Data tied to figure images
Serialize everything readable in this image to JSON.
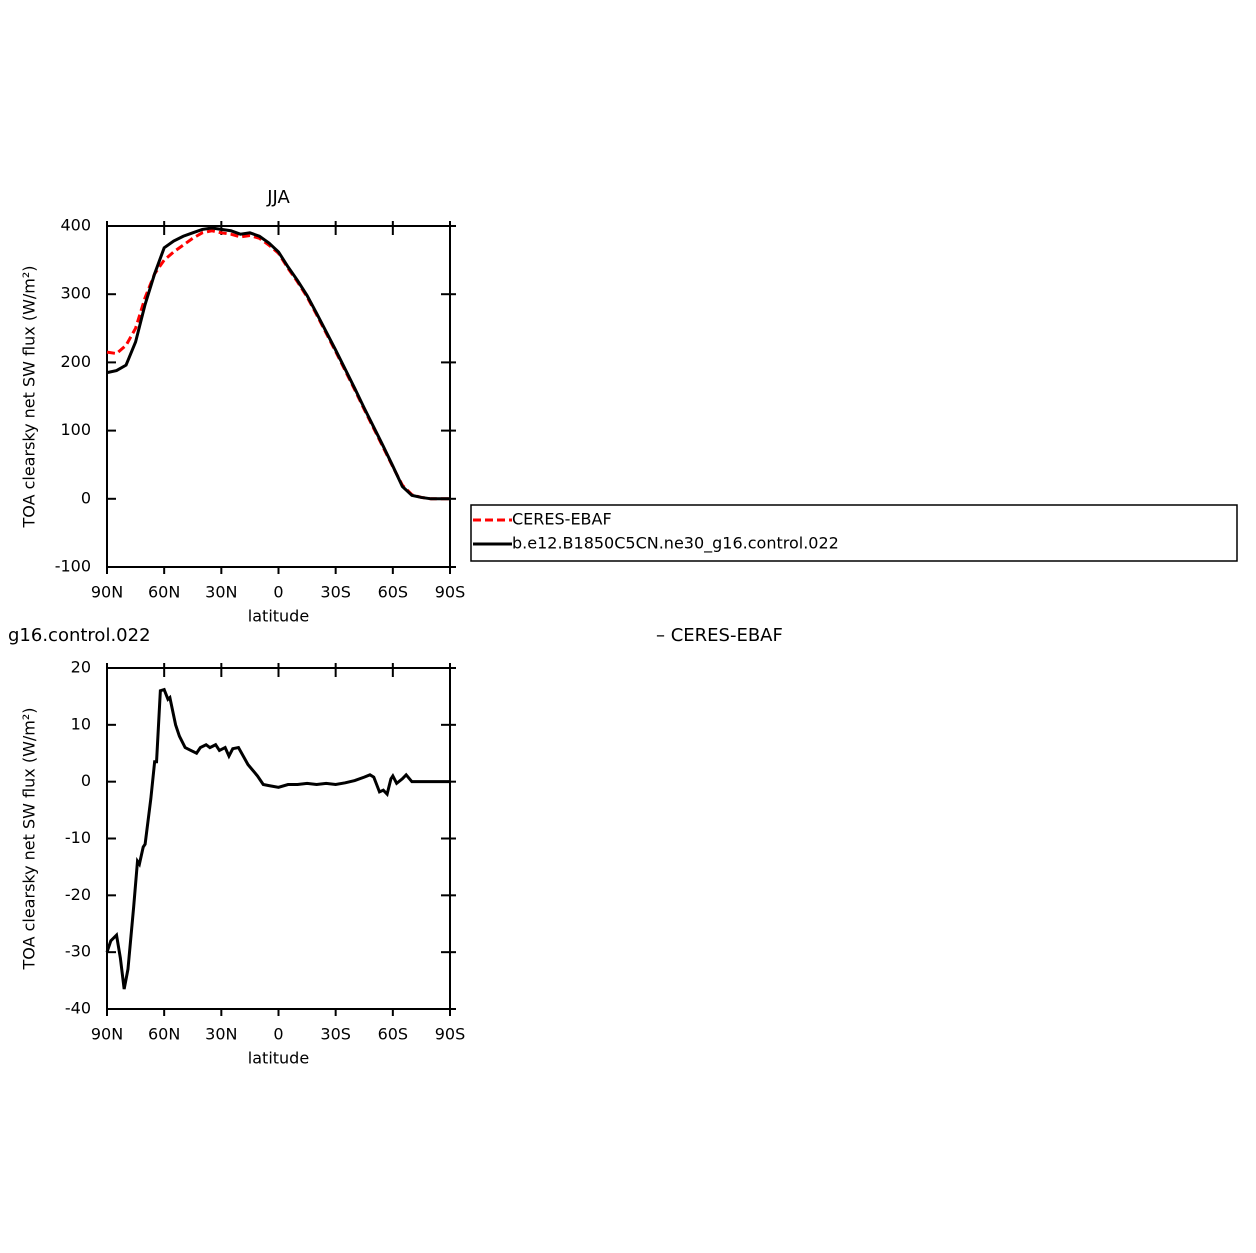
{
  "chart_data": [
    {
      "type": "line",
      "title": "JJA",
      "xlabel": "latitude",
      "ylabel": "TOA clearsky net SW flux (W/m²)",
      "x": [
        90,
        85,
        80,
        75,
        70,
        65,
        60,
        55,
        50,
        45,
        40,
        35,
        30,
        25,
        20,
        15,
        10,
        5,
        0,
        -5,
        -10,
        -15,
        -20,
        -25,
        -30,
        -35,
        -40,
        -45,
        -50,
        -55,
        -60,
        -65,
        -70,
        -75,
        -80,
        -85,
        -90
      ],
      "series": [
        {
          "name": "CERES-EBAF",
          "color": "#ff0000",
          "dash": true,
          "values": [
            215,
            213,
            225,
            250,
            295,
            330,
            350,
            362,
            372,
            382,
            390,
            393,
            390,
            388,
            384,
            386,
            382,
            372,
            360,
            338,
            318,
            296,
            270,
            243,
            216,
            188,
            160,
            131,
            103,
            75,
            47,
            20,
            6,
            2,
            0,
            0,
            0
          ]
        },
        {
          "name": "b.e12.B1850C5CN.ne30_g16.control.022",
          "color": "#000000",
          "dash": false,
          "values": [
            185,
            188,
            196,
            230,
            285,
            330,
            368,
            378,
            385,
            390,
            395,
            397,
            395,
            393,
            388,
            390,
            385,
            375,
            362,
            340,
            320,
            298,
            272,
            245,
            218,
            190,
            162,
            133,
            105,
            77,
            48,
            18,
            5,
            2,
            0,
            0,
            0
          ]
        }
      ],
      "xlim": [
        90,
        -90
      ],
      "xticks": [
        {
          "value": 90,
          "label": "90N"
        },
        {
          "value": 60,
          "label": "60N"
        },
        {
          "value": 30,
          "label": "30N"
        },
        0,
        {
          "value": -30,
          "label": "30S"
        },
        {
          "value": -60,
          "label": "60S"
        },
        {
          "value": -90,
          "label": "90S"
        }
      ],
      "ylim": [
        -100,
        400
      ],
      "yticks": [
        -100,
        0,
        100,
        200,
        300,
        400
      ],
      "legend": "right"
    },
    {
      "type": "line",
      "title": [
        "g16.control.022",
        "– CERES-EBAF"
      ],
      "xlabel": "latitude",
      "ylabel": "TOA clearsky net SW flux (W/m²)",
      "x": [
        90,
        88,
        85,
        83,
        81,
        79,
        76,
        74,
        73,
        71,
        70,
        67,
        65,
        64,
        62,
        60,
        58,
        57,
        54,
        52,
        49,
        46,
        43,
        41,
        38,
        36,
        33,
        31,
        28,
        26,
        24,
        21,
        16,
        11,
        8,
        5,
        0,
        -5,
        -10,
        -15,
        -20,
        -25,
        -30,
        -35,
        -40,
        -45,
        -48,
        -50,
        -53,
        -55,
        -57,
        -59,
        -60,
        -62,
        -65,
        -67,
        -70,
        -75,
        -80,
        -90
      ],
      "series": [
        {
          "color": "#000000",
          "dash": false,
          "values": [
            -30,
            -28,
            -27,
            -31,
            -36.5,
            -33,
            -22,
            -14,
            -14.5,
            -11.5,
            -11,
            -3,
            3.5,
            3.5,
            16,
            16.2,
            14.5,
            14.8,
            10,
            8,
            6,
            5.5,
            5,
            6,
            6.5,
            6,
            6.5,
            5.5,
            6,
            4.5,
            5.8,
            6,
            3,
            1,
            -0.5,
            -0.7,
            -1,
            -0.5,
            -0.5,
            -0.3,
            -0.5,
            -0.3,
            -0.5,
            -0.2,
            0.2,
            0.8,
            1.2,
            0.8,
            -1.8,
            -1.5,
            -2.2,
            0.5,
            1,
            -0.3,
            0.5,
            1.2,
            0,
            0,
            0,
            0
          ]
        }
      ],
      "xlim": [
        90,
        -90
      ],
      "xticks": [
        {
          "value": 90,
          "label": "90N"
        },
        {
          "value": 60,
          "label": "60N"
        },
        {
          "value": 30,
          "label": "30N"
        },
        0,
        {
          "value": -30,
          "label": "30S"
        },
        {
          "value": -60,
          "label": "60S"
        },
        {
          "value": -90,
          "label": "90S"
        }
      ],
      "ylim": [
        -40,
        20
      ],
      "yticks": [
        -40,
        -30,
        -20,
        -10,
        0,
        10,
        20
      ]
    }
  ]
}
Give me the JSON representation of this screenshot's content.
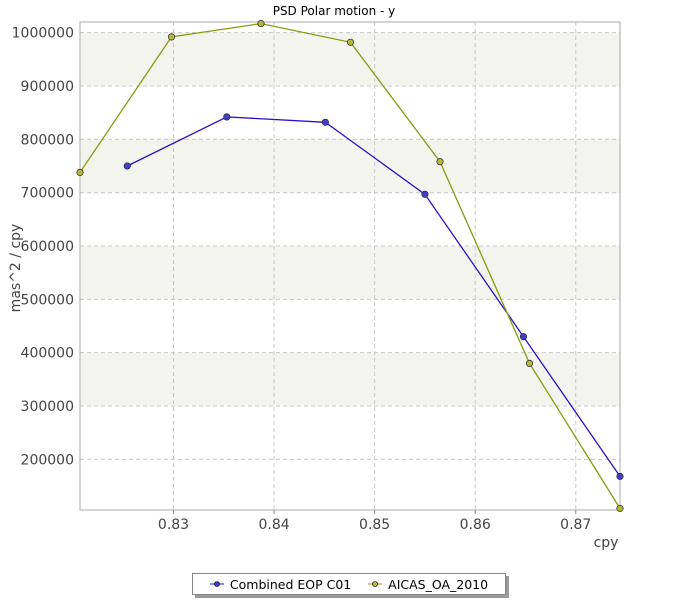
{
  "chart_data": {
    "type": "line",
    "title": "PSD Polar motion - y",
    "xlabel": "cpy",
    "ylabel": "mas^2 / cpy",
    "xlim": [
      0.8207,
      0.8744
    ],
    "ylim": [
      105000,
      1020000
    ],
    "x_ticks": [
      0.83,
      0.84,
      0.85,
      0.86,
      0.87
    ],
    "x_tick_labels": [
      "0.83",
      "0.84",
      "0.85",
      "0.86",
      "0.87"
    ],
    "y_ticks": [
      200000,
      300000,
      400000,
      500000,
      600000,
      700000,
      800000,
      900000,
      1000000
    ],
    "y_tick_labels": [
      "200000",
      "300000",
      "400000",
      "500000",
      "600000",
      "700000",
      "800000",
      "900000",
      "1000000"
    ],
    "grid": true,
    "legend_position": "bottom-center",
    "series": [
      {
        "name": "Combined EOP C01",
        "color": "#2a10c8",
        "marker_color": "#4040d0",
        "x": [
          0.8254,
          0.8353,
          0.8451,
          0.855,
          0.8648,
          0.8744
        ],
        "y": [
          750000,
          842000,
          832000,
          697000,
          430000,
          168000
        ]
      },
      {
        "name": "AICAS_OA_2010",
        "color": "#8a9a10",
        "marker_color": "#b8b838",
        "x": [
          0.8207,
          0.8298,
          0.8387,
          0.8476,
          0.8565,
          0.8654,
          0.8744
        ],
        "y": [
          738000,
          992000,
          1017000,
          982000,
          758000,
          380000,
          108000
        ]
      }
    ]
  }
}
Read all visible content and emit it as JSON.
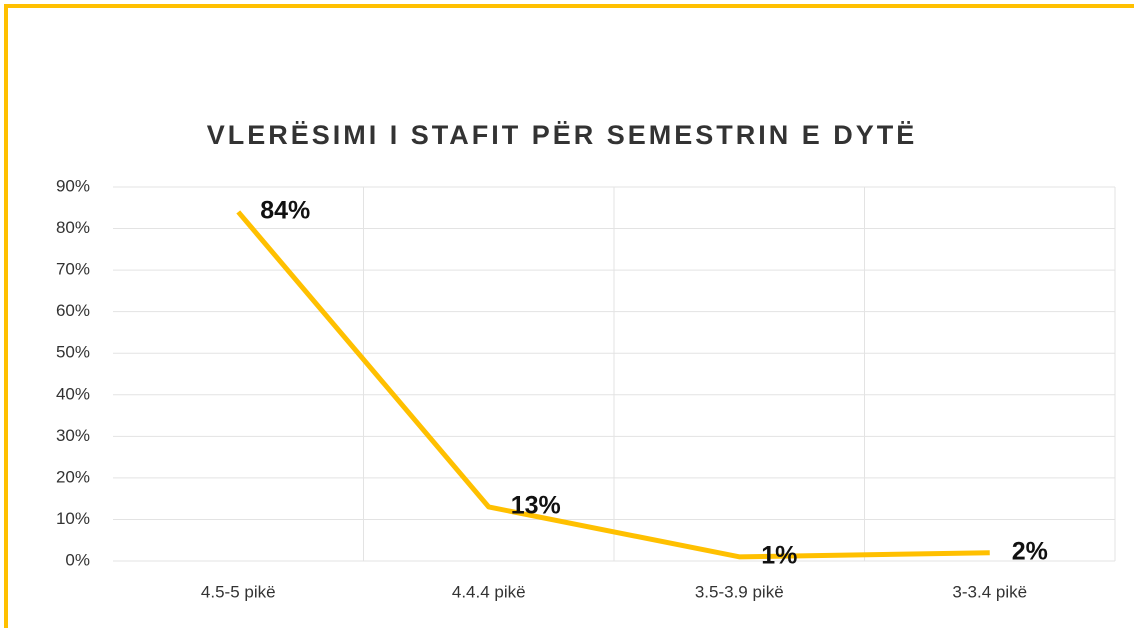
{
  "chart_data": {
    "type": "line",
    "title": "VLERËSIMI I STAFIT PËR SEMESTRIN E DYTË",
    "categories": [
      "4.5-5 pikë",
      "4.4.4 pikë",
      "3.5-3.9 pikë",
      "3-3.4 pikë"
    ],
    "values": [
      84,
      13,
      1,
      2
    ],
    "value_labels": [
      "84%",
      "13%",
      "1%",
      "2%"
    ],
    "color": "#ffc000",
    "ylim": [
      0,
      90
    ],
    "yticks": [
      {
        "value": 0,
        "label": "0%"
      },
      {
        "value": 10,
        "label": "10%"
      },
      {
        "value": 20,
        "label": "20%"
      },
      {
        "value": 30,
        "label": "30%"
      },
      {
        "value": 40,
        "label": "40%"
      },
      {
        "value": 50,
        "label": "50%"
      },
      {
        "value": 60,
        "label": "60%"
      },
      {
        "value": 70,
        "label": "70%"
      },
      {
        "value": 80,
        "label": "80%"
      },
      {
        "value": 90,
        "label": "90%"
      }
    ],
    "grid": true
  }
}
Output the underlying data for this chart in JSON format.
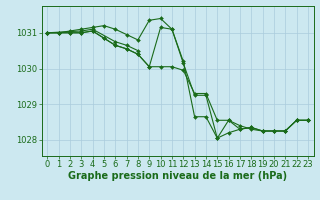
{
  "background_color": "#cce8f0",
  "grid_color": "#aaccdd",
  "line_color": "#1a6b1a",
  "marker_color": "#1a6b1a",
  "xlabel": "Graphe pression niveau de la mer (hPa)",
  "xlabel_fontsize": 7,
  "tick_fontsize": 6,
  "ylim": [
    1027.55,
    1031.75
  ],
  "xlim": [
    -0.5,
    23.5
  ],
  "yticks": [
    1028,
    1029,
    1030,
    1031
  ],
  "xticks": [
    0,
    1,
    2,
    3,
    4,
    5,
    6,
    7,
    8,
    9,
    10,
    11,
    12,
    13,
    14,
    15,
    16,
    17,
    18,
    19,
    20,
    21,
    22,
    23
  ],
  "series": [
    {
      "x": [
        0,
        1,
        2,
        3,
        4,
        5,
        6,
        7,
        8,
        9,
        10,
        11,
        12,
        13,
        14,
        15,
        16,
        17,
        18,
        19,
        20,
        21,
        22,
        23
      ],
      "y": [
        1031.0,
        1031.0,
        1031.05,
        1031.1,
        1031.15,
        1031.2,
        1031.1,
        1030.95,
        1030.8,
        1031.35,
        1031.4,
        1031.1,
        1030.2,
        1028.65,
        1028.65,
        1028.05,
        1028.2,
        1028.3,
        1028.35,
        1028.25,
        1028.25,
        1028.25,
        1028.55,
        1028.55
      ]
    },
    {
      "x": [
        0,
        3,
        4,
        6,
        7,
        8
      ],
      "y": [
        1031.0,
        1031.05,
        1031.1,
        1030.75,
        1030.65,
        1030.5
      ]
    },
    {
      "x": [
        0,
        1,
        2,
        3,
        4,
        5,
        6,
        7,
        8,
        9,
        10,
        11,
        12,
        13,
        14,
        15,
        16,
        17,
        18,
        19,
        20,
        21,
        22,
        23
      ],
      "y": [
        1031.0,
        1031.0,
        1031.0,
        1031.0,
        1031.05,
        1030.85,
        1030.65,
        1030.55,
        1030.4,
        1030.05,
        1031.15,
        1031.1,
        1030.15,
        1029.25,
        1029.25,
        1028.05,
        1028.55,
        1028.4,
        1028.3,
        1028.25,
        1028.25,
        1028.25,
        1028.55,
        1028.55
      ]
    },
    {
      "x": [
        0,
        1,
        2,
        3,
        4,
        5,
        6,
        7,
        8,
        9,
        10,
        11,
        12,
        13,
        14,
        15,
        16,
        17,
        18,
        19,
        20,
        21,
        22,
        23
      ],
      "y": [
        1031.0,
        1031.0,
        1031.0,
        1031.0,
        1031.05,
        1030.85,
        1030.65,
        1030.55,
        1030.4,
        1030.05,
        1030.05,
        1030.05,
        1029.95,
        1029.3,
        1029.3,
        1028.55,
        1028.55,
        1028.3,
        1028.35,
        1028.25,
        1028.25,
        1028.25,
        1028.55,
        1028.55
      ]
    }
  ]
}
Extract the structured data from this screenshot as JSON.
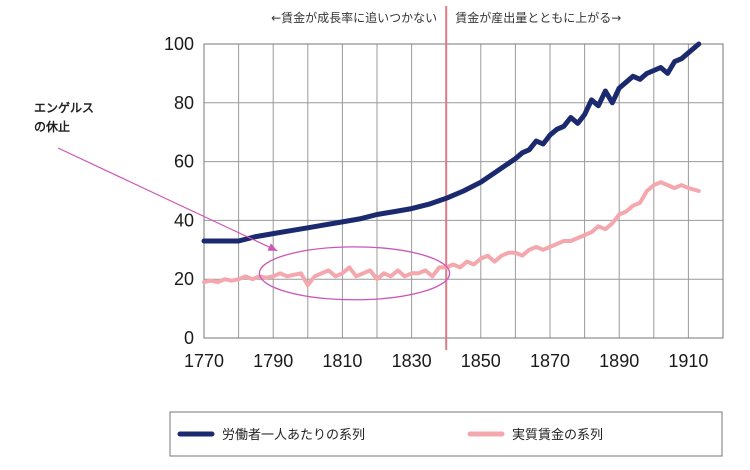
{
  "chart_data": {
    "type": "line",
    "title": "",
    "xlabel": "",
    "ylabel": "",
    "xlim": [
      1770,
      1920
    ],
    "ylim": [
      0,
      100
    ],
    "x_ticks": [
      1770,
      1790,
      1810,
      1830,
      1850,
      1870,
      1890,
      1910
    ],
    "y_ticks": [
      0,
      20,
      40,
      60,
      80,
      100
    ],
    "grid": true,
    "legend_position": "bottom",
    "divider_year": 1840,
    "notes": {
      "left": "←賃金が成長率に追いつかない",
      "right": "賃金が産出量とともに上がる→"
    },
    "annotation": {
      "line1": "エンゲルス",
      "line2": "の休止",
      "target_x": [
        1786,
        1841
      ],
      "target_y": [
        13,
        31
      ]
    },
    "series": [
      {
        "name": "労働者一人あたりの系列",
        "color": "#1b2a6e",
        "x": [
          1770,
          1775,
          1780,
          1785,
          1790,
          1795,
          1800,
          1805,
          1810,
          1815,
          1820,
          1825,
          1830,
          1835,
          1840,
          1845,
          1850,
          1855,
          1860,
          1862,
          1864,
          1866,
          1868,
          1870,
          1872,
          1874,
          1876,
          1878,
          1880,
          1882,
          1884,
          1886,
          1888,
          1890,
          1892,
          1894,
          1896,
          1898,
          1900,
          1902,
          1904,
          1906,
          1908,
          1910,
          1913
        ],
        "values": [
          33,
          33,
          33,
          34.5,
          35.5,
          36.5,
          37.5,
          38.5,
          39.5,
          40.5,
          42,
          43,
          44,
          45.5,
          47.5,
          50,
          53,
          57,
          61,
          63,
          64,
          67,
          66,
          69,
          71,
          72,
          75,
          73,
          76,
          81,
          79,
          84,
          80,
          85,
          87,
          89,
          88,
          90,
          91,
          92,
          90,
          94,
          95,
          97,
          100
        ]
      },
      {
        "name": "実質賃金の系列",
        "color": "#f4a7ad",
        "x": [
          1770,
          1772,
          1774,
          1776,
          1778,
          1780,
          1782,
          1784,
          1786,
          1788,
          1790,
          1792,
          1794,
          1796,
          1798,
          1800,
          1802,
          1804,
          1806,
          1808,
          1810,
          1812,
          1814,
          1816,
          1818,
          1820,
          1822,
          1824,
          1826,
          1828,
          1830,
          1832,
          1834,
          1836,
          1838,
          1840,
          1842,
          1844,
          1846,
          1848,
          1850,
          1852,
          1854,
          1856,
          1858,
          1860,
          1862,
          1864,
          1866,
          1868,
          1870,
          1872,
          1874,
          1876,
          1878,
          1880,
          1882,
          1884,
          1886,
          1888,
          1890,
          1892,
          1894,
          1896,
          1898,
          1900,
          1902,
          1904,
          1906,
          1908,
          1910,
          1913
        ],
        "values": [
          19,
          19.5,
          19,
          20,
          19.5,
          20,
          21,
          20,
          21,
          20.5,
          21,
          22,
          21,
          21.5,
          22,
          18,
          21,
          22,
          23,
          21,
          22,
          24,
          21,
          22,
          23,
          20,
          22,
          21,
          23,
          21,
          22,
          22,
          23,
          21,
          24,
          24,
          25,
          24,
          26,
          25,
          27,
          28,
          26,
          28,
          29,
          29,
          28,
          30,
          31,
          30,
          31,
          32,
          33,
          33,
          34,
          35,
          36,
          38,
          37,
          39,
          42,
          43,
          45,
          46,
          50,
          52,
          53,
          52,
          51,
          52,
          51,
          50
        ]
      }
    ]
  }
}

_Written instruction_
List the lines of the material in which the word "JSON" occurs.

_Worked answer_
Serialize everything readable in this image to JSON.
Give me the JSON representation of this screenshot's content.
Read all visible content and emit it as JSON.
Output the underlying data for this chart in JSON format.
Extract the structured data from this screenshot as JSON.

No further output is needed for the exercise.